#### Problem requirements
In the records below, find the line holding "Convert this screenshot"; copy it and every line after it to the end, omitting all images.

━━ Data lines

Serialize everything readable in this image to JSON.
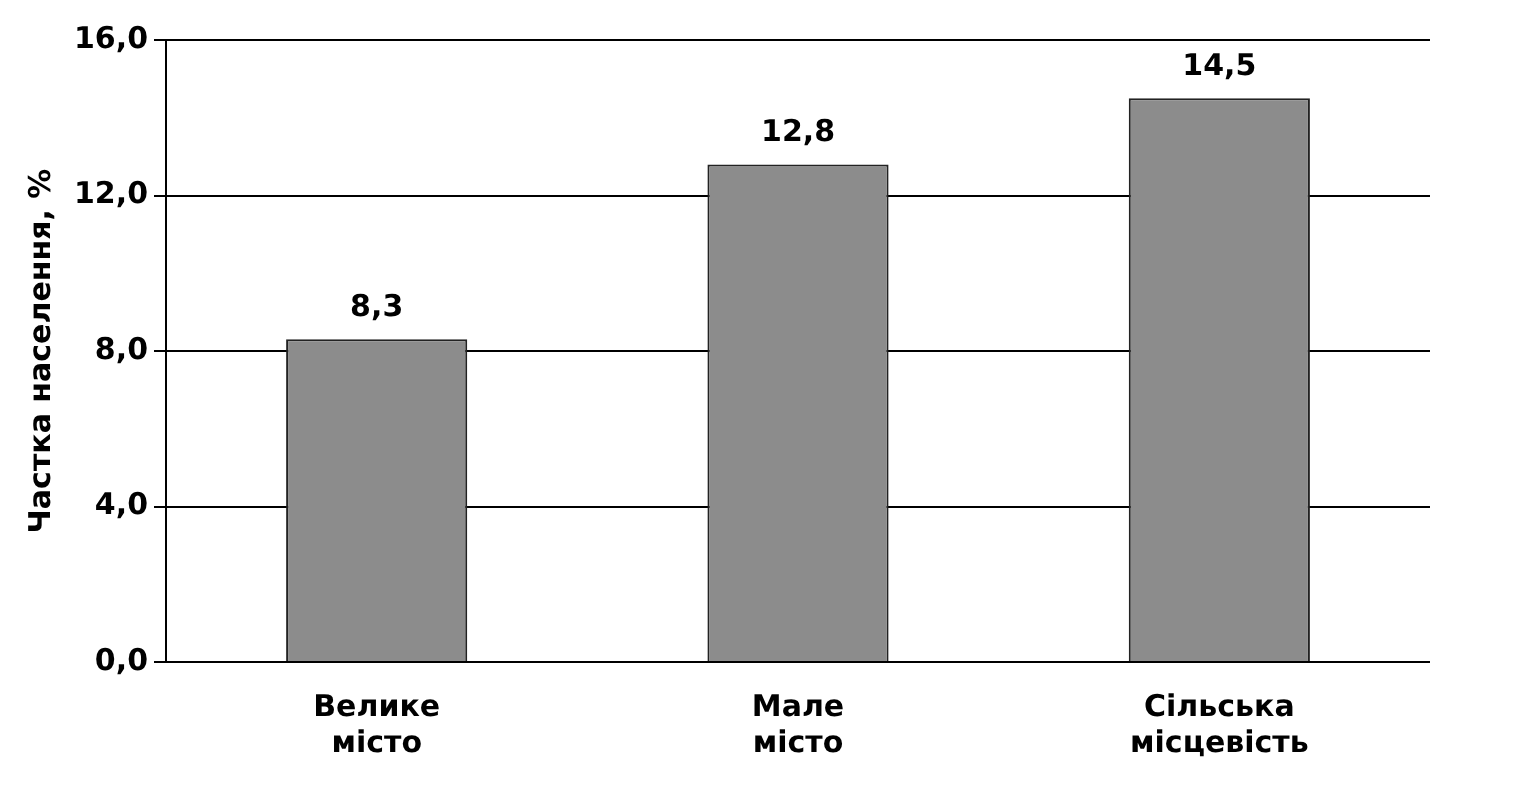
{
  "chart_data": {
    "type": "bar",
    "ylabel": "Частка населення, %",
    "categories": [
      "Велике місто",
      "Мале місто",
      "Сільська місцевість"
    ],
    "values": [
      8.3,
      12.8,
      14.5
    ],
    "color": "#8c8c8c",
    "value_labels": [
      "8,3",
      "12,8",
      "14,5"
    ],
    "ylim": [
      0,
      16
    ],
    "yticks": [
      {
        "value": 0,
        "label": "0,0"
      },
      {
        "value": 4,
        "label": "4,0"
      },
      {
        "value": 8,
        "label": "8,0"
      },
      {
        "value": 12,
        "label": "12,0"
      },
      {
        "value": 16,
        "label": "16,0"
      }
    ],
    "grid": "y",
    "legend": false
  }
}
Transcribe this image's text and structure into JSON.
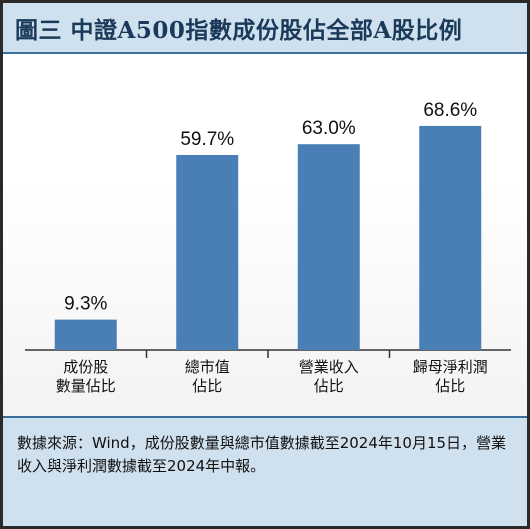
{
  "title": "圖三 中證A500指數成份股佔全部A股比例",
  "chart_data": {
    "type": "bar",
    "categories": [
      [
        "成份股",
        "數量佔比"
      ],
      [
        "總市值",
        "佔比"
      ],
      [
        "營業收入",
        "佔比"
      ],
      [
        "歸母淨利潤",
        "佔比"
      ]
    ],
    "values": [
      9.3,
      59.7,
      63.0,
      68.6
    ],
    "data_labels": [
      "9.3%",
      "59.7%",
      "63.0%",
      "68.6%"
    ],
    "ylim": [
      0,
      75
    ],
    "bar_color": "#4a7fb5",
    "grid": false
  },
  "source": "數據來源：Wind，成份股數量與總市值數據截至2024年10月15日，營業收入與淨利潤數據截至2024年中報。",
  "colors": {
    "header_bg": "#cfe0ee",
    "bar": "#4a7fb5",
    "axis": "#333333"
  }
}
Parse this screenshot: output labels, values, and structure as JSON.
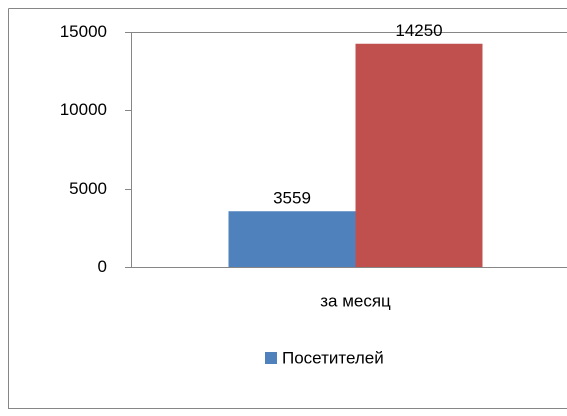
{
  "chart_data": {
    "type": "bar",
    "categories": [
      "за месяц"
    ],
    "series": [
      {
        "name": "Посетителей",
        "color": "#4f81bd",
        "values": [
          3559
        ]
      },
      {
        "color": "#c0504d",
        "values": [
          14250
        ]
      }
    ],
    "ylim": [
      0,
      15000
    ],
    "yticks": [
      0,
      5000,
      10000,
      15000
    ]
  }
}
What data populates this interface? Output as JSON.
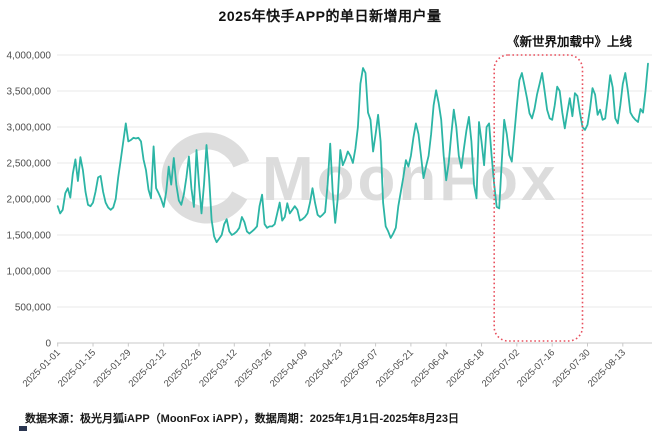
{
  "title": "2025年快手APP的单日新增用户量",
  "annotation": {
    "text": "《新世界加载中》上线"
  },
  "watermark": {
    "text": "MoonFox",
    "logo_icon": "moonfox-circle-logo"
  },
  "footer": {
    "text": "数据来源：极光月狐iAPP（MoonFox iAPP），数据周期：2025年1月1日-2025年8月23日"
  },
  "colors": {
    "line": "#2cb5a5",
    "highlight": "#e8505e",
    "grid": "#eaeaea",
    "axis": "#c9c9c9",
    "axis_text": "#4d4d4d",
    "watermark": "#dadada",
    "title_text": "#111111"
  },
  "chart_data": {
    "type": "line",
    "title": "2025年快手APP的单日新增用户量",
    "xlabel": "",
    "ylabel": "",
    "ylim": [
      0,
      4000000
    ],
    "grid": "horizontal",
    "legend": "none",
    "x_start_date": "2025-01-01",
    "x_end_date": "2025-08-23",
    "x_tick_labels": [
      "2025-01-01",
      "2025-01-15",
      "2025-01-29",
      "2025-02-12",
      "2025-02-26",
      "2025-03-12",
      "2025-03-26",
      "2025-04-09",
      "2025-04-23",
      "2025-05-07",
      "2025-05-21",
      "2025-06-04",
      "2025-06-18",
      "2025-07-02",
      "2025-07-16",
      "2025-07-30",
      "2025-08-13"
    ],
    "y_tick_labels": [
      "0",
      "500,000",
      "1,000,000",
      "1,500,000",
      "2,000,000",
      "2,500,000",
      "3,000,000",
      "3,500,000",
      "4,000,000"
    ],
    "highlight_region": {
      "label": "《新世界加载中》上线",
      "start_date": "2025-06-23",
      "end_date": "2025-07-28"
    },
    "series": [
      {
        "name": "单日新增用户量",
        "values": [
          1900000,
          1800000,
          1850000,
          2080000,
          2150000,
          2020000,
          2350000,
          2550000,
          2250000,
          2580000,
          2400000,
          2100000,
          1920000,
          1900000,
          1950000,
          2100000,
          2300000,
          2320000,
          2100000,
          1950000,
          1880000,
          1850000,
          1880000,
          2000000,
          2300000,
          2550000,
          2800000,
          3050000,
          2800000,
          2820000,
          2850000,
          2840000,
          2850000,
          2800000,
          2550000,
          2400000,
          2130000,
          2010000,
          2730000,
          2150000,
          2080000,
          2000000,
          1890000,
          2100000,
          2450000,
          2200000,
          2570000,
          2200000,
          1980000,
          1920000,
          2060000,
          2300000,
          2590000,
          2150000,
          1890000,
          2680000,
          2200000,
          1800000,
          2200000,
          2750000,
          2300000,
          1710000,
          1480000,
          1400000,
          1450000,
          1500000,
          1650000,
          1720000,
          1550000,
          1500000,
          1520000,
          1550000,
          1600000,
          1750000,
          1680000,
          1550000,
          1520000,
          1550000,
          1580000,
          1620000,
          1900000,
          2060000,
          1650000,
          1600000,
          1620000,
          1620000,
          1650000,
          1800000,
          1950000,
          1700000,
          1750000,
          1940000,
          1800000,
          1850000,
          1900000,
          1850000,
          1700000,
          1720000,
          1750000,
          1800000,
          1950000,
          2150000,
          1950000,
          1780000,
          1750000,
          1780000,
          1820000,
          2200000,
          2770000,
          2100000,
          1670000,
          2000000,
          2680000,
          2470000,
          2550000,
          2660000,
          2600000,
          2500000,
          2700000,
          3000000,
          3600000,
          3820000,
          3750000,
          3200000,
          3100000,
          2660000,
          2900000,
          3170000,
          2800000,
          1950000,
          1620000,
          1550000,
          1460000,
          1520000,
          1600000,
          1900000,
          2100000,
          2300000,
          2540000,
          2450000,
          2600000,
          2850000,
          3050000,
          2900000,
          2600000,
          2290000,
          2450000,
          2600000,
          2900000,
          3300000,
          3510000,
          3330000,
          3100000,
          2600000,
          2260000,
          2500000,
          2900000,
          3240000,
          3000000,
          2600000,
          2430000,
          2700000,
          2950000,
          3140000,
          2800000,
          2200000,
          2010000,
          3070000,
          2800000,
          2470000,
          3000000,
          3050000,
          2600000,
          2200000,
          1890000,
          1870000,
          2500000,
          3100000,
          2900000,
          2610000,
          2520000,
          2900000,
          3300000,
          3650000,
          3750000,
          3580000,
          3400000,
          3190000,
          3120000,
          3250000,
          3450000,
          3600000,
          3750000,
          3500000,
          3240000,
          3120000,
          3100000,
          3300000,
          3560000,
          3500000,
          3200000,
          2980000,
          3200000,
          3400000,
          3150000,
          3470000,
          3430000,
          3200000,
          3000000,
          2960000,
          3030000,
          3250000,
          3540000,
          3450000,
          3170000,
          3240000,
          3100000,
          3120000,
          3400000,
          3720000,
          3550000,
          3120000,
          3050000,
          3300000,
          3600000,
          3750000,
          3500000,
          3200000,
          3140000,
          3100000,
          3070000,
          3250000,
          3200000,
          3500000,
          3880000
        ]
      }
    ]
  }
}
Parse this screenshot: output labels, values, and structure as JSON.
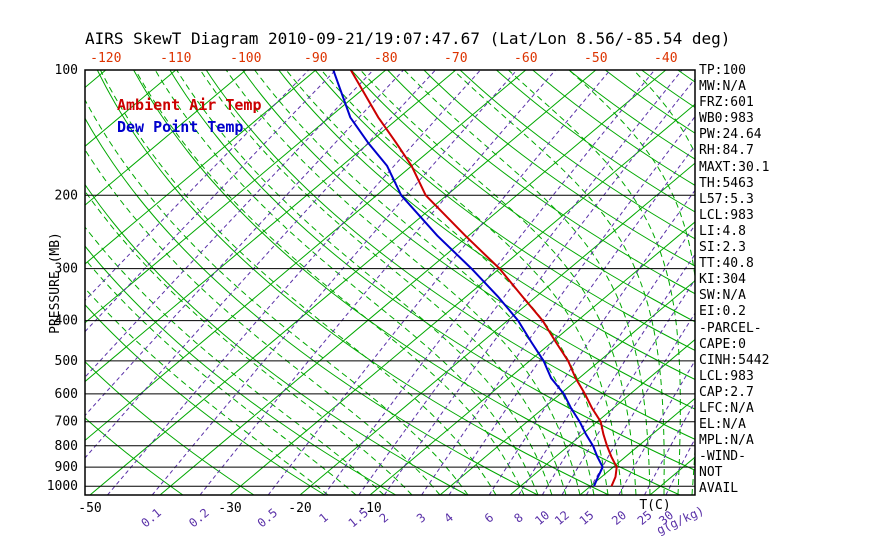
{
  "title": "AIRS SkewT Diagram 2010-09-21/19:07:47.67 (Lat/Lon 8.56/-85.54 deg)",
  "legend": {
    "temp": "Ambient Air Temp",
    "dewpoint": "Dew Point Temp"
  },
  "colors": {
    "green": "#00a800",
    "purple": "#5a31a8",
    "red_label": "#dd3300",
    "temp_line": "#cc0000",
    "dew_line": "#0000cc",
    "black": "#000000"
  },
  "axes": {
    "pressure_label": "PRESSURE (MB)",
    "pressure_ticks": [
      100,
      200,
      300,
      400,
      500,
      600,
      700,
      800,
      900,
      1000
    ],
    "top_temp_ticks": [
      -120,
      -110,
      -100,
      -90,
      -80,
      -70,
      -60,
      -50,
      -40
    ],
    "bottom_temp_ticks": [
      -50,
      -30,
      -20,
      -10
    ],
    "temp_unit_label": "T(C)",
    "mixing_ratio_labels": [
      "0.1",
      "0.2",
      "0.5",
      "1",
      "1.5",
      "2",
      "3",
      "4",
      "6",
      "8",
      "10",
      "12",
      "15",
      "20",
      "25",
      "30"
    ],
    "mixing_ratio_unit_label": "g(g/kg)"
  },
  "stats": [
    "TP:100",
    "MW:N/A",
    "FRZ:601",
    "WB0:983",
    "PW:24.64",
    "RH:84.7",
    "MAXT:30.1",
    "TH:5463",
    "L57:5.3",
    "LCL:983",
    "LI:4.8",
    "SI:2.3",
    "TT:40.8",
    "KI:304",
    "SW:N/A",
    "EI:0.2",
    "-PARCEL-",
    "CAPE:0",
    "CINH:5442",
    "LCL:983",
    "CAP:2.7",
    "LFC:N/A",
    "EL:N/A",
    "MPL:N/A",
    "-WIND-",
    "NOT",
    "AVAIL"
  ],
  "chart_data": {
    "type": "line",
    "title": "AIRS SkewT Diagram 2010-09-21/19:07:47.67 (Lat/Lon 8.56/-85.54 deg)",
    "xlabel": "T(C)",
    "ylabel": "PRESSURE (MB)",
    "y_scale": "log",
    "pressure_range_mb": [
      100,
      1050
    ],
    "grid": "skew-t log-p",
    "legend_position": "top-left-inside",
    "series": [
      {
        "name": "Ambient Air Temp",
        "color": "#cc0000",
        "pressure_mb": [
          1000,
          950,
          900,
          850,
          800,
          750,
          700,
          650,
          600,
          550,
          500,
          450,
          400,
          350,
          300,
          250,
          200,
          170,
          150,
          130,
          100
        ],
        "temp_c": [
          23,
          22,
          20.5,
          18,
          15.5,
          13,
          10.5,
          7,
          3.5,
          -0.5,
          -4.5,
          -9.5,
          -15,
          -22,
          -30,
          -40.5,
          -53,
          -60,
          -66,
          -73,
          -85
        ]
      },
      {
        "name": "Dew Point Temp",
        "color": "#0000cc",
        "pressure_mb": [
          1000,
          950,
          900,
          850,
          800,
          750,
          700,
          650,
          600,
          550,
          500,
          450,
          400,
          350,
          300,
          250,
          200,
          170,
          150,
          130,
          100
        ],
        "temp_c": [
          20.5,
          19.5,
          18.5,
          16,
          13.5,
          10.5,
          7.5,
          4,
          0.5,
          -4,
          -8,
          -13,
          -18.5,
          -25.5,
          -34,
          -44.5,
          -56.5,
          -63.5,
          -70,
          -77,
          -87.5
        ]
      }
    ],
    "background": {
      "isotherms_c": [
        -160,
        -150,
        -140,
        -130,
        -120,
        -110,
        -100,
        -90,
        -80,
        -70,
        -60,
        -50,
        -40,
        -30,
        -20,
        -10,
        0,
        10,
        20,
        30,
        40
      ],
      "dry_adiabats_c": [
        -40,
        -30,
        -20,
        -10,
        0,
        10,
        20,
        30,
        40,
        50,
        60,
        70,
        80,
        90,
        100,
        110,
        120,
        130,
        140,
        150,
        160,
        170,
        180,
        190,
        200
      ],
      "moist_adiabats_c": [
        -16,
        -12,
        -8,
        -4,
        0,
        4,
        8,
        12,
        14,
        16,
        18,
        20,
        22,
        24,
        26,
        28,
        30,
        32,
        34,
        36,
        38,
        40
      ],
      "mixing_ratio_g_per_kg": [
        0.001,
        0.002,
        0.005,
        0.01,
        0.02,
        0.05,
        0.1,
        0.2,
        0.5,
        1,
        1.5,
        2,
        3,
        4,
        6,
        8,
        10,
        12,
        15,
        20,
        25,
        30
      ]
    }
  }
}
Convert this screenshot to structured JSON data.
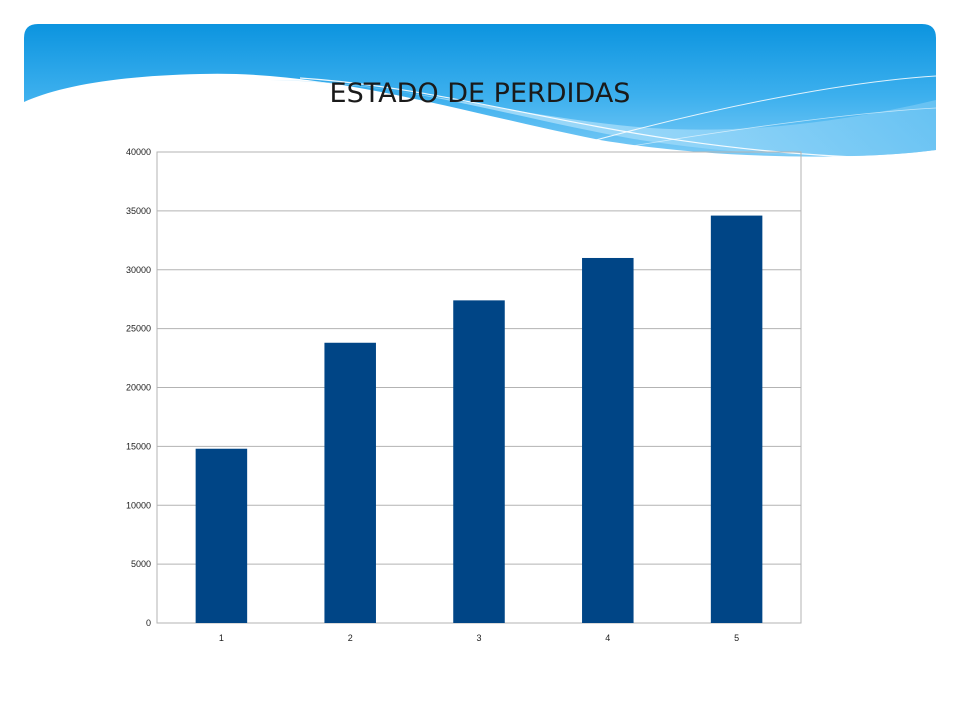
{
  "slide": {
    "title": "ESTADO DE PERDIDAS"
  },
  "colors": {
    "bar": "#004586",
    "header_top": "#0a96e0",
    "header_light": "#8fd2f8",
    "gridline": "#b3b3b3"
  },
  "chart_data": {
    "type": "bar",
    "title": "",
    "xlabel": "",
    "ylabel": "",
    "categories": [
      "1",
      "2",
      "3",
      "4",
      "5"
    ],
    "values": [
      14800,
      23800,
      27400,
      31000,
      34600
    ],
    "ylim": [
      0,
      40000
    ],
    "yticks": [
      "0",
      "5000",
      "10000",
      "15000",
      "20000",
      "25000",
      "30000",
      "35000",
      "40000"
    ],
    "grid": true,
    "legend": "none"
  }
}
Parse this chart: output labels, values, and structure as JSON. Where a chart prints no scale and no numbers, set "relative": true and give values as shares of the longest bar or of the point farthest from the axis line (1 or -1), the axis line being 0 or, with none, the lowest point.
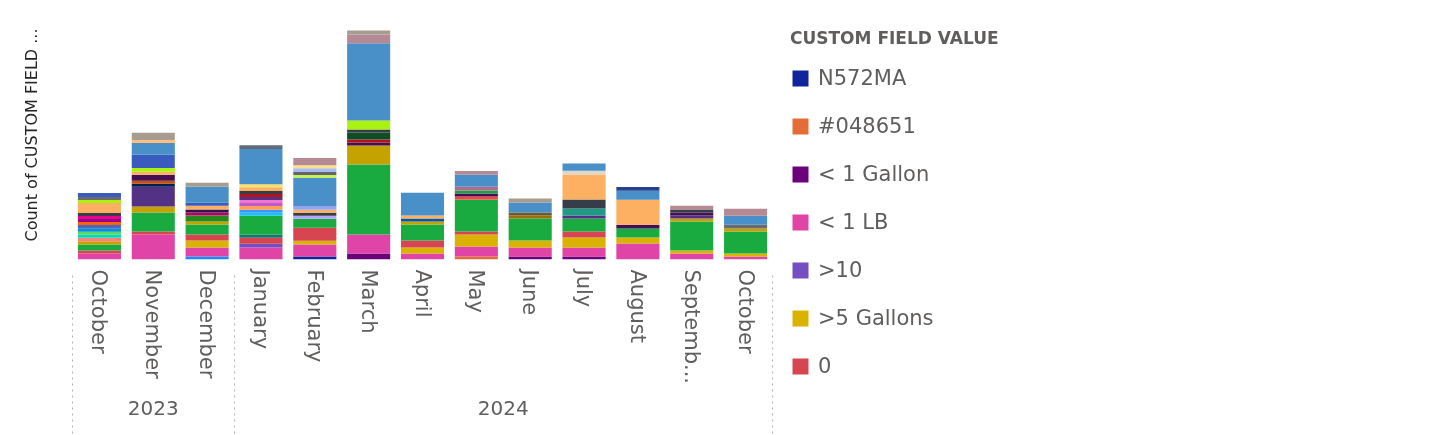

━━━━

#### Solution for this exercise
Convert this screenshot to structured JSON data.
{
  "slide": {
    "title": "ESTADO DE PERDIDAS"
  },
  "colors": {
    "bar": "#004586",
    "header_top": "#0a96e0",
    "header_light": "#8fd2f8",
    "gridline": "#b3b3b3"
  },
  "chart_data": {
    "type": "bar",
    "title": "",
    "xlabel": "",
    "ylabel": "",
    "categories": [
      "1",
      "2",
      "3",
      "4",
      "5"
    ],
    "values": [
      14800,
      23800,
      27400,
      31000,
      34600
    ],
    "ylim": [
      0,
      40000
    ],
    "yticks": [
      "0",
      "5000",
      "10000",
      "15000",
      "20000",
      "25000",
      "30000",
      "35000",
      "40000"
    ],
    "grid": true,
    "legend": "none"
  }
}
Parse this chart: output labels, values, and structure as JSON. Where a chart prints no scale and no numbers, set "relative": true and give values as shares of the longest bar or of the point farthest from the axis line (1 or -1), the axis line being 0 or, with none, the lowest point.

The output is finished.